* [WRITTEN TASKS]:
(1) In the PSP excerpt, how much did Echochrome cost?
(2) Reproduce verbatim the part of the PSP excerpt that opens with the words containing "This was all" and closes with "tendons can stretch.".

* [EXCERPT]:

---

This was all pretty much swept away when the PSP fired up (with a larger battery at the ready) to play something. Burnout Legends was the first game and it looks magnificent, the sound was also snuggling up close to the graphics in the magnificent category. The only doubts that remained were from the pain in my left thumb after playing it for an hour; but, you know, tendons can stretch.
One of the benefits of getting a console that has been out for a while is the host of budget, traded-in and generally cheaper games. I headed out for a search and picked up Echochrome ($38) and God of War: Chains of Olympus ($25). Starting with Echochrome for the train journey to work, the time flew by as my brain tried to kick in. It turns out to be a rather original game that occupied my mind in pretty much the way puzzle games should. There were minor flaws, with my brain capacity being the main one; but in any original concept I don't see the flaws as a show-stopper - unlike most of the reviews I read later that day. Giving my brain a well-deserved rest, I kicked in God of War the next day and was very, very impressed indeed. Although I had completed God of War and its sequel on the PS2 a while ago, I wasn't sure what to expect from the hand-held incarnation. But from the get-go, it plays smoothly with the same grandeur and impact that the console games had.

---

* [INFORMATION SHOWN]:
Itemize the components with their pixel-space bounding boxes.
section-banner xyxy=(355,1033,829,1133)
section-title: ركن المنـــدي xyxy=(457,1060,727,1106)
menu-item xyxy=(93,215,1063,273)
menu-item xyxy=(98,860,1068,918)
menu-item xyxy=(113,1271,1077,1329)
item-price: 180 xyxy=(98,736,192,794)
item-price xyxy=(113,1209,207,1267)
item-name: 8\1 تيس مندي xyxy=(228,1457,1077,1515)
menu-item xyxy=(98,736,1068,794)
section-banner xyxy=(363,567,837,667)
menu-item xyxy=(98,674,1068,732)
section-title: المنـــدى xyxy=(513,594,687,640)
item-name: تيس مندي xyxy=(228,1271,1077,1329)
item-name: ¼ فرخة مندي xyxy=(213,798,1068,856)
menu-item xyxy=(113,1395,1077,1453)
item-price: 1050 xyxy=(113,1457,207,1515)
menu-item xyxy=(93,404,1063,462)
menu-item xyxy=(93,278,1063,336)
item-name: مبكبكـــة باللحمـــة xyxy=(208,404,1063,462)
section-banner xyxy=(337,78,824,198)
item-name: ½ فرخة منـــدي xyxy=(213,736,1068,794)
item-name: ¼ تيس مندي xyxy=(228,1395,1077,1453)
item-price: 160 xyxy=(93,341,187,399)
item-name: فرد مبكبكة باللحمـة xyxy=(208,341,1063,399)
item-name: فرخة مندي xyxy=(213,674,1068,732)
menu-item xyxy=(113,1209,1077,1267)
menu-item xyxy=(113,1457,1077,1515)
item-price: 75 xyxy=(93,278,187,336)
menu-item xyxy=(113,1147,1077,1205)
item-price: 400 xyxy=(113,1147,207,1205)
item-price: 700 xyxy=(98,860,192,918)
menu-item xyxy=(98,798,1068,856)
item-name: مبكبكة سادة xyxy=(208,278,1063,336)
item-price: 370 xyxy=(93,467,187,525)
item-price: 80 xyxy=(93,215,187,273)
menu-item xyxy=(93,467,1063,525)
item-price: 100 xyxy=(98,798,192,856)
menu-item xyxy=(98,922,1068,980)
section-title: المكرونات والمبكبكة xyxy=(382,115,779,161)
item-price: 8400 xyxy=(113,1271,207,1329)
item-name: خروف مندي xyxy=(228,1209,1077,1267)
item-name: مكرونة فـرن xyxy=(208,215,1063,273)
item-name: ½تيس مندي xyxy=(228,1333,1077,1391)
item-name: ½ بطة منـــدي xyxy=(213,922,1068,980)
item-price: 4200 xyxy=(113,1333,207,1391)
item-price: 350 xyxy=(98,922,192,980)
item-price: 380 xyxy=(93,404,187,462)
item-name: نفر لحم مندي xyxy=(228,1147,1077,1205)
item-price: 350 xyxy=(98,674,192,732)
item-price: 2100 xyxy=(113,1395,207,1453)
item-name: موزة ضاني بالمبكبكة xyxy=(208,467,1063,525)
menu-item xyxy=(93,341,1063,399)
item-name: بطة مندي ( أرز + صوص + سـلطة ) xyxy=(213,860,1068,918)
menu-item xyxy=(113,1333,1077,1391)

---

* [PER-TASK OUTPUTS]:
(1) $38

(2)
This was all pretty much swept away when the PSP fired up (with a larger battery at the ready) to play something. Burnout Legends was the first game and it looks magnificent, the sound was also snuggling up close to the graphics in the magnificent category. The only doubts that remained were from the pain in my left thumb after playing it for an hour; but, you know, tendons can stretch.